- _Objective_
Copy the entries below exactly. Images do not belong in the copy.

[START OF Records for this task]

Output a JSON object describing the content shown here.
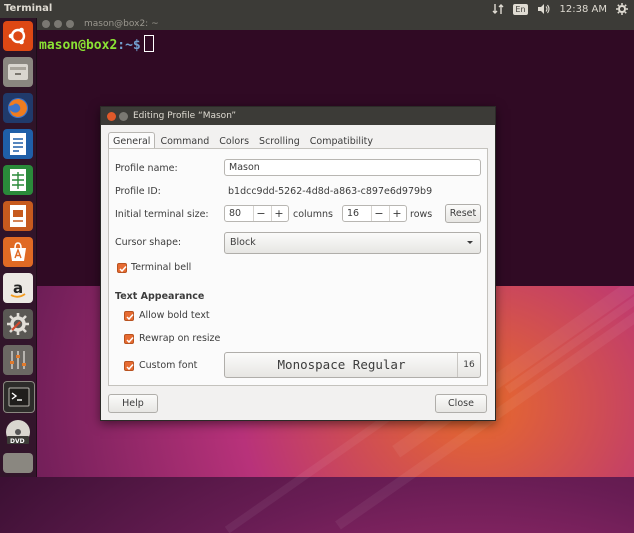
{
  "top_panel": {
    "app_title": "Terminal",
    "keyboard_layout": "En",
    "clock": "12:38 AM"
  },
  "launcher": {
    "items": [
      {
        "icon": "ubuntu-dash-icon"
      },
      {
        "icon": "files-icon"
      },
      {
        "icon": "firefox-icon"
      },
      {
        "icon": "writer-icon"
      },
      {
        "icon": "calc-icon"
      },
      {
        "icon": "impress-icon"
      },
      {
        "icon": "software-center-icon"
      },
      {
        "icon": "amazon-icon"
      },
      {
        "icon": "system-settings-icon"
      },
      {
        "icon": "mixer-icon"
      },
      {
        "icon": "terminal-icon"
      },
      {
        "icon": "dvd-icon"
      }
    ]
  },
  "terminal": {
    "window_title": "mason@box2: ~",
    "prompt_user": "mason@box2",
    "prompt_path": ":~$"
  },
  "dialog": {
    "title": "Editing Profile “Mason”",
    "tabs": [
      "General",
      "Command",
      "Colors",
      "Scrolling",
      "Compatibility"
    ],
    "active_tab": "General",
    "profile_name_label": "Profile name:",
    "profile_name_value": "Mason",
    "profile_id_label": "Profile ID:",
    "profile_id_value": "b1dcc9dd-5262-4d8d-a863-c897e6d979b9",
    "initial_size_label": "Initial terminal size:",
    "columns_value": "80",
    "columns_label": "columns",
    "rows_value": "16",
    "rows_label": "rows",
    "minus": "−",
    "plus": "+",
    "reset_label": "Reset",
    "cursor_shape_label": "Cursor shape:",
    "cursor_shape_value": "Block",
    "terminal_bell_label": "Terminal bell",
    "terminal_bell_checked": true,
    "text_appearance_heading": "Text Appearance",
    "allow_bold_label": "Allow bold text",
    "allow_bold_checked": true,
    "rewrap_label": "Rewrap on resize",
    "rewrap_checked": true,
    "custom_font_label": "Custom font",
    "custom_font_checked": true,
    "font_name": "Monospace Regular",
    "font_size": "16",
    "help_label": "Help",
    "close_label": "Close"
  },
  "colors": {
    "accent": "#e66b32",
    "panel": "#3c3b37",
    "terminal_bg": "#300a24",
    "prompt_user": "#8ae234",
    "prompt_path": "#729fcf"
  }
}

[END OF Records for this task]

- _Solution to this task_
Output a JSON object describing the content shown here.
{
  "top_panel": {
    "app_title": "Terminal",
    "keyboard_layout": "En",
    "clock": "12:38 AM"
  },
  "launcher": {
    "items": [
      {
        "icon": "ubuntu-dash-icon"
      },
      {
        "icon": "files-icon"
      },
      {
        "icon": "firefox-icon"
      },
      {
        "icon": "writer-icon"
      },
      {
        "icon": "calc-icon"
      },
      {
        "icon": "impress-icon"
      },
      {
        "icon": "software-center-icon"
      },
      {
        "icon": "amazon-icon"
      },
      {
        "icon": "system-settings-icon"
      },
      {
        "icon": "mixer-icon"
      },
      {
        "icon": "terminal-icon"
      },
      {
        "icon": "dvd-icon"
      }
    ]
  },
  "terminal": {
    "window_title": "mason@box2: ~",
    "prompt_user": "mason@box2",
    "prompt_path": ":~$"
  },
  "dialog": {
    "title": "Editing Profile “Mason”",
    "tabs": [
      "General",
      "Command",
      "Colors",
      "Scrolling",
      "Compatibility"
    ],
    "active_tab": "General",
    "profile_name_label": "Profile name:",
    "profile_name_value": "Mason",
    "profile_id_label": "Profile ID:",
    "profile_id_value": "b1dcc9dd-5262-4d8d-a863-c897e6d979b9",
    "initial_size_label": "Initial terminal size:",
    "columns_value": "80",
    "columns_label": "columns",
    "rows_value": "16",
    "rows_label": "rows",
    "minus": "−",
    "plus": "+",
    "reset_label": "Reset",
    "cursor_shape_label": "Cursor shape:",
    "cursor_shape_value": "Block",
    "terminal_bell_label": "Terminal bell",
    "terminal_bell_checked": true,
    "text_appearance_heading": "Text Appearance",
    "allow_bold_label": "Allow bold text",
    "allow_bold_checked": true,
    "rewrap_label": "Rewrap on resize",
    "rewrap_checked": true,
    "custom_font_label": "Custom font",
    "custom_font_checked": true,
    "font_name": "Monospace Regular",
    "font_size": "16",
    "help_label": "Help",
    "close_label": "Close"
  },
  "colors": {
    "accent": "#e66b32",
    "panel": "#3c3b37",
    "terminal_bg": "#300a24",
    "prompt_user": "#8ae234",
    "prompt_path": "#729fcf"
  }
}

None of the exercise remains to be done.